***** Records shown *****

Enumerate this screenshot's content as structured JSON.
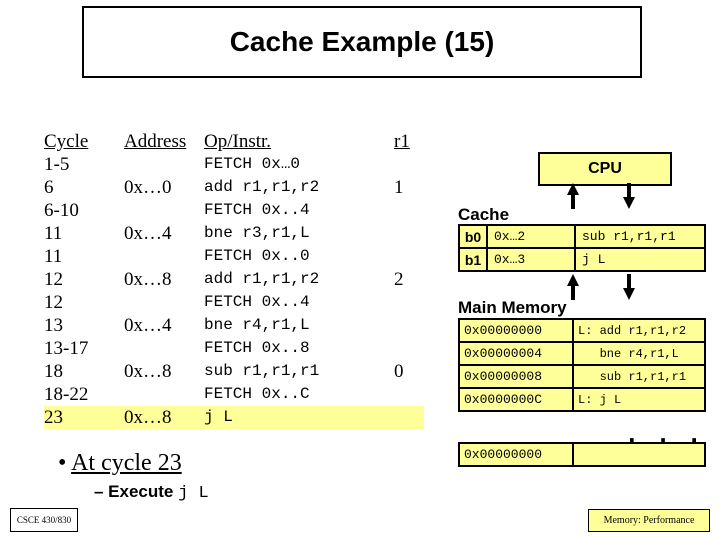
{
  "title": "Cache Example (15)",
  "headers": {
    "c1": "Cycle",
    "c2": "Address",
    "c3": "Op/Instr.",
    "c4": "r1"
  },
  "rows": [
    {
      "c1": "1-5",
      "c2": "",
      "c3": "FETCH 0x…0",
      "c4": ""
    },
    {
      "c1": "6",
      "c2": "0x…0",
      "c3": "add r1,r1,r2",
      "c4": "1"
    },
    {
      "c1": "6-10",
      "c2": "",
      "c3": "FETCH 0x..4",
      "c4": ""
    },
    {
      "c1": "11",
      "c2": "0x…4",
      "c3": "bne r3,r1,L",
      "c4": ""
    },
    {
      "c1": "11",
      "c2": "",
      "c3": "FETCH 0x..0",
      "c4": ""
    },
    {
      "c1": "12",
      "c2": "0x…8",
      "c3": "add r1,r1,r2",
      "c4": "2"
    },
    {
      "c1": "12",
      "c2": "",
      "c3": "FETCH 0x..4",
      "c4": ""
    },
    {
      "c1": "13",
      "c2": "0x…4",
      "c3": "bne r4,r1,L",
      "c4": ""
    },
    {
      "c1": "13-17",
      "c2": "",
      "c3": "FETCH 0x..8",
      "c4": ""
    },
    {
      "c1": "18",
      "c2": "0x…8",
      "c3": "sub r1,r1,r1",
      "c4": "0"
    },
    {
      "c1": "18-22",
      "c2": "",
      "c3": "FETCH 0x..C",
      "c4": ""
    },
    {
      "c1": "23",
      "c2": "0x…8",
      "c3": "j L",
      "c4": ""
    }
  ],
  "bullet": "At cycle 23",
  "sub_prefix": "– Execute ",
  "sub_code": "j L",
  "cpu": "CPU",
  "cache_label": "Cache",
  "cache_rows": [
    {
      "b": "b0",
      "tag": "0x…2",
      "instr": "sub r1,r1,r1"
    },
    {
      "b": "b1",
      "tag": "0x…3",
      "instr": "j L"
    }
  ],
  "mm_label": "Main Memory",
  "mm_rows": [
    {
      "addr": "0x00000000",
      "instr": "L: add r1,r1,r2"
    },
    {
      "addr": "0x00000004",
      "instr": "   bne r4,r1,L"
    },
    {
      "addr": "0x00000008",
      "instr": "   sub r1,r1,r1"
    },
    {
      "addr": "0x0000000C",
      "instr": "L: j L"
    },
    {
      "addr": "",
      "instr": ""
    },
    {
      "addr": "0x00000000",
      "instr": ""
    }
  ],
  "dots": ". . .",
  "foot_left": "CSCE 430/830",
  "foot_right": "Memory: Performance",
  "chart_data": {
    "type": "table",
    "title": "Cache Example (15)",
    "cycle_trace": [
      {
        "cycle": "1-5",
        "address": null,
        "op": "FETCH 0x…0",
        "r1": null
      },
      {
        "cycle": "6",
        "address": "0x…0",
        "op": "add r1,r1,r2",
        "r1": 1
      },
      {
        "cycle": "6-10",
        "address": null,
        "op": "FETCH 0x..4",
        "r1": null
      },
      {
        "cycle": "11",
        "address": "0x…4",
        "op": "bne r3,r1,L",
        "r1": null
      },
      {
        "cycle": "11",
        "address": null,
        "op": "FETCH 0x..0",
        "r1": null
      },
      {
        "cycle": "12",
        "address": "0x…8",
        "op": "add r1,r1,r2",
        "r1": 2
      },
      {
        "cycle": "12",
        "address": null,
        "op": "FETCH 0x..4",
        "r1": null
      },
      {
        "cycle": "13",
        "address": "0x…4",
        "op": "bne r4,r1,L",
        "r1": null
      },
      {
        "cycle": "13-17",
        "address": null,
        "op": "FETCH 0x..8",
        "r1": null
      },
      {
        "cycle": "18",
        "address": "0x…8",
        "op": "sub r1,r1,r1",
        "r1": 0
      },
      {
        "cycle": "18-22",
        "address": null,
        "op": "FETCH 0x..C",
        "r1": null
      },
      {
        "cycle": "23",
        "address": "0x…8",
        "op": "j L",
        "r1": null
      }
    ],
    "cache": [
      {
        "block": "b0",
        "tag": "0x…2",
        "instr": "sub r1,r1,r1"
      },
      {
        "block": "b1",
        "tag": "0x…3",
        "instr": "j L"
      }
    ],
    "main_memory": [
      {
        "addr": "0x00000000",
        "instr": "L: add r1,r1,r2"
      },
      {
        "addr": "0x00000004",
        "instr": "bne r4,r1,L"
      },
      {
        "addr": "0x00000008",
        "instr": "sub r1,r1,r1"
      },
      {
        "addr": "0x0000000C",
        "instr": "L: j L"
      },
      {
        "addr": "0x00000000",
        "instr": ""
      }
    ]
  }
}
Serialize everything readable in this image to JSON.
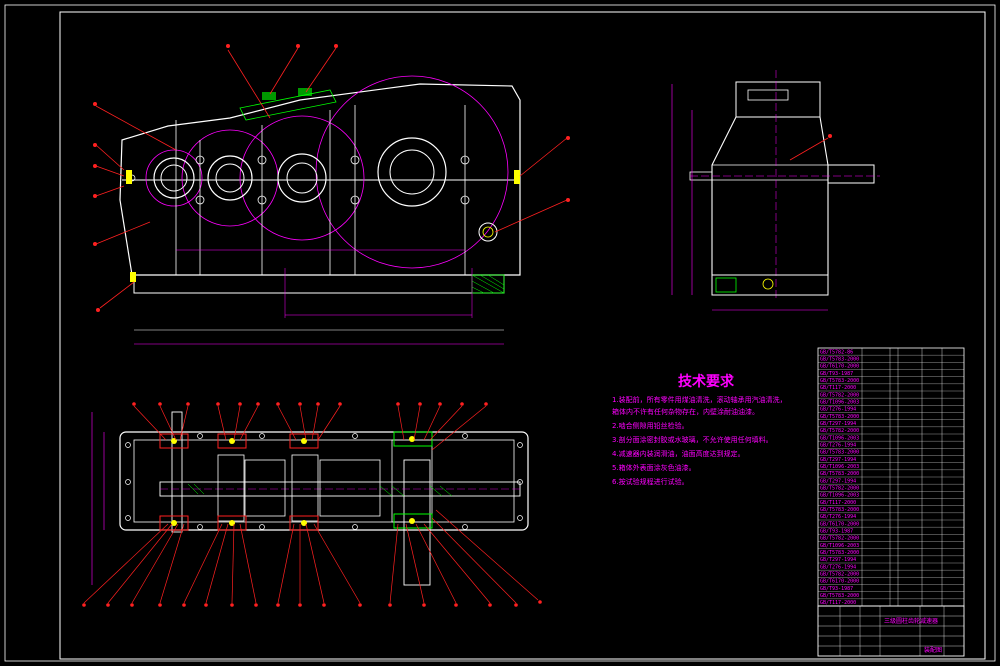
{
  "drawing": {
    "tech_requirements": {
      "title": "技术要求",
      "lines": [
        "1.装配前，所有零件用煤油清洗，滚动轴承用汽油清洗，",
        "  箱体内不许有任何杂物存在，内壁涂耐油油漆。",
        "2.啮合侧隙用铅丝检验。",
        "3.剖分面涂密封胶或水玻璃，不允许使用任何填料。",
        "4.减速器内装润滑油，油面高度达到规定。",
        "5.箱体外表面涂灰色油漆。",
        "6.按试验规程进行试验。"
      ]
    },
    "bom_rows": [
      "GB/T5782-86",
      "GB/T5783-2000",
      "GB/T6170-2000",
      "GB/T93-1987",
      "GB/T5783-2000",
      "GB/T117-2000",
      "GB/T5782-2000",
      "GB/T1096-2003",
      "GB/T276-1994",
      "GB/T5783-2000",
      "GB/T297-1994",
      "GB/T5782-2000",
      "GB/T1096-2003",
      "GB/T276-1994",
      "GB/T5783-2000",
      "GB/T297-1994",
      "GB/T1096-2003",
      "GB/T5783-2000",
      "GB/T297-1994",
      "GB/T5782-2000",
      "GB/T1096-2003",
      "GB/T117-2000",
      "GB/T5783-2000",
      "GB/T276-1994",
      "GB/T6170-2000",
      "GB/T93-1987",
      "GB/T5782-2000",
      "GB/T1096-2003",
      "GB/T5783-2000",
      "GB/T297-1994",
      "GB/T276-1994",
      "GB/T5782-2000",
      "GB/T6170-2000",
      "GB/T93-1987",
      "GB/T5783-2000",
      "GB/T117-2000"
    ],
    "title_block": {
      "name": "三级圆柱齿轮减速器",
      "drawing_no": "装配图"
    }
  }
}
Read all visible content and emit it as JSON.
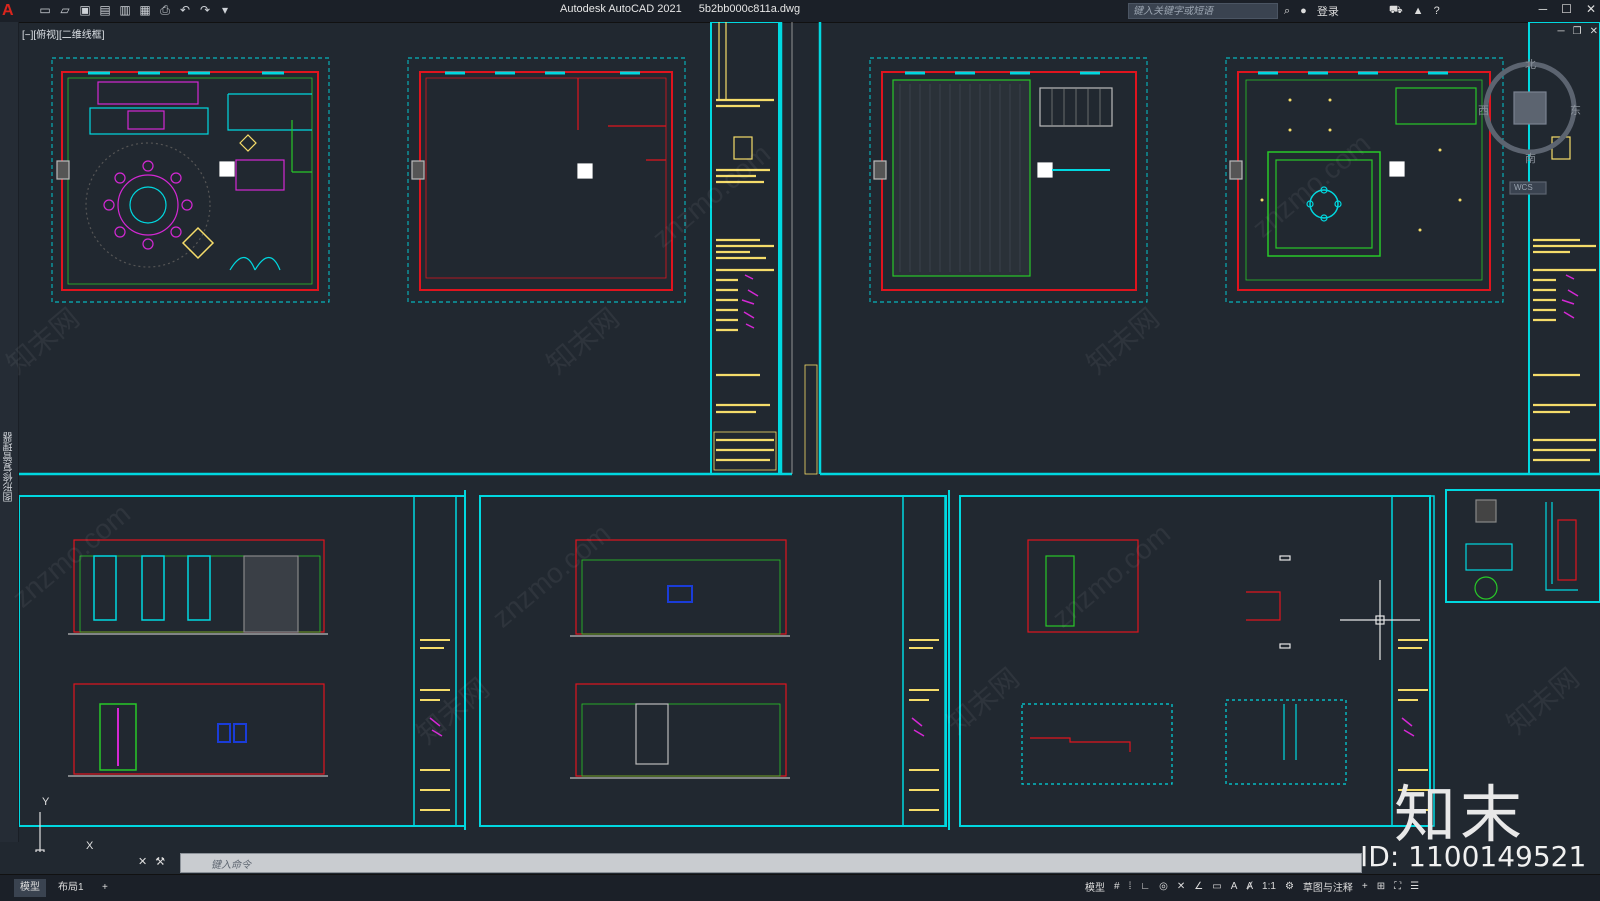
{
  "app": {
    "logo": "A",
    "name": "Autodesk AutoCAD 2021",
    "file": "5b2bb000c811a.dwg",
    "search_placeholder": "键入关键字或短语",
    "login_label": "登录",
    "help_label": "?"
  },
  "view": {
    "label": "[−][俯视][二维线框]",
    "side_panel_label": "图形修复管理器",
    "compass": {
      "north": "北",
      "east": "东",
      "south": "南",
      "west": "西",
      "wcs": "WCS"
    }
  },
  "ucs": {
    "x_label": "X",
    "y_label": "Y"
  },
  "command": {
    "placeholder": "键入命令"
  },
  "layout_tabs": [
    {
      "label": "模型",
      "active": true
    },
    {
      "label": "布局1",
      "active": false
    }
  ],
  "add_tab_label": "+",
  "status": {
    "model_label": "模型",
    "scale_label": "1:1",
    "workspace_label": "草图与注释"
  },
  "watermarks": {
    "site": "znzmo.com",
    "cn": "知末网",
    "brand": "知末",
    "id": "ID: 1100149521"
  },
  "colors": {
    "background": "#212830",
    "cyan": "#00d8e0",
    "red": "#e0141e",
    "magenta": "#d428d4",
    "yellow": "#f5dc6a",
    "green": "#28c828",
    "white": "#e6e6e6"
  }
}
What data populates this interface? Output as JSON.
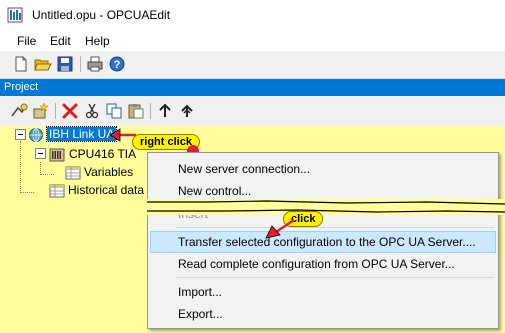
{
  "window": {
    "title": "Untitled.opu - OPCUAEdit",
    "app_icon": "opcua-app-icon"
  },
  "menubar": {
    "items": [
      "File",
      "Edit",
      "Help"
    ]
  },
  "toolbar": {
    "icons": [
      "new-file-icon",
      "open-folder-icon",
      "save-icon",
      "print-icon",
      "help-icon"
    ]
  },
  "project_panel": {
    "title": "Project"
  },
  "project_toolbar": {
    "icons": [
      "add-connection-icon",
      "add-item-icon",
      "delete-icon",
      "cut-icon",
      "copy-icon",
      "paste-icon",
      "move-up-icon",
      "move-top-icon"
    ]
  },
  "tree": {
    "server": "IBH Link UA",
    "control": "CPU416 TIA",
    "variables": "Variables",
    "historical": "Historical data"
  },
  "annotations": {
    "right_click": "right click",
    "click": "click"
  },
  "context_menu": {
    "new_server": "New server connection...",
    "new_control": "New control...",
    "insert": "Insert",
    "transfer": "Transfer selected configuration to the OPC UA Server....",
    "read": "Read complete configuration from OPC UA Server...",
    "import": "Import...",
    "export": "Export..."
  },
  "colors": {
    "background": "#fffe9b",
    "selection": "#0078d7",
    "callout": "#fff200",
    "highlight": "#cce8ff",
    "red": "#e31d2b"
  }
}
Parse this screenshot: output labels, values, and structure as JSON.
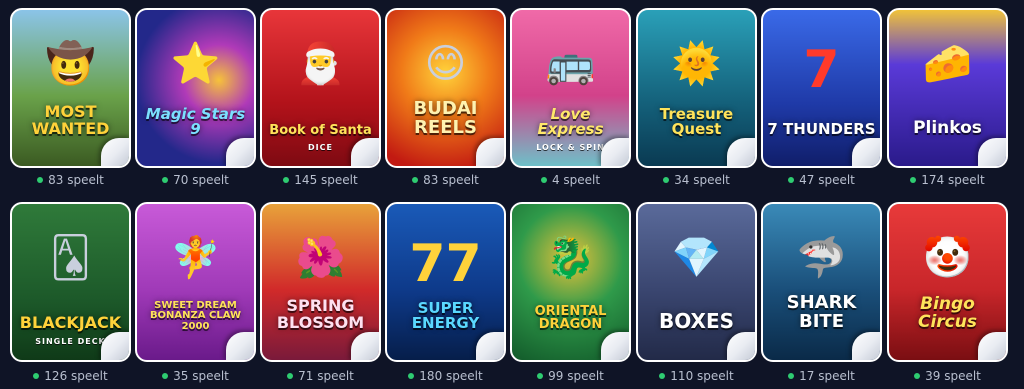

*****

■ What you have to do:
Write the lines from the line containing "What data populates" through the last line of the data out again exactly, and only those lines; pictures stay out.

■ Reply to the task:
What data populates this interface? Output as JSON.
{
  "window": {
    "title": "Untitled.opu - OPCUAEdit",
    "app_icon": "opcua-app-icon"
  },
  "menubar": {
    "items": [
      "File",
      "Edit",
      "Help"
    ]
  },
  "toolbar": {
    "icons": [
      "new-file-icon",
      "open-folder-icon",
      "save-icon",
      "print-icon",
      "help-icon"
    ]
  },
  "project_panel": {
    "title": "Project"
  },
  "project_toolbar": {
    "icons": [
      "add-connection-icon",
      "add-item-icon",
      "delete-icon",
      "cut-icon",
      "copy-icon",
      "paste-icon",
      "move-up-icon",
      "move-top-icon"
    ]
  },
  "tree": {
    "server": "IBH Link UA",
    "control": "CPU416 TIA",
    "variables": "Variables",
    "historical": "Historical data"
  },
  "annotations": {
    "right_click": "right click",
    "click": "click"
  },
  "context_menu": {
    "new_server": "New server connection...",
    "new_control": "New control...",
    "insert": "Insert",
    "transfer": "Transfer selected configuration to the OPC UA Server....",
    "read": "Read complete configuration from OPC UA Server...",
    "import": "Import...",
    "export": "Export..."
  },
  "colors": {
    "background": "#fffe9b",
    "selection": "#0078d7",
    "callout": "#fff200",
    "highlight": "#cce8ff",
    "red": "#e31d2b"
  }
}
Parse this screenshot: output labels, values, and structure as JSON.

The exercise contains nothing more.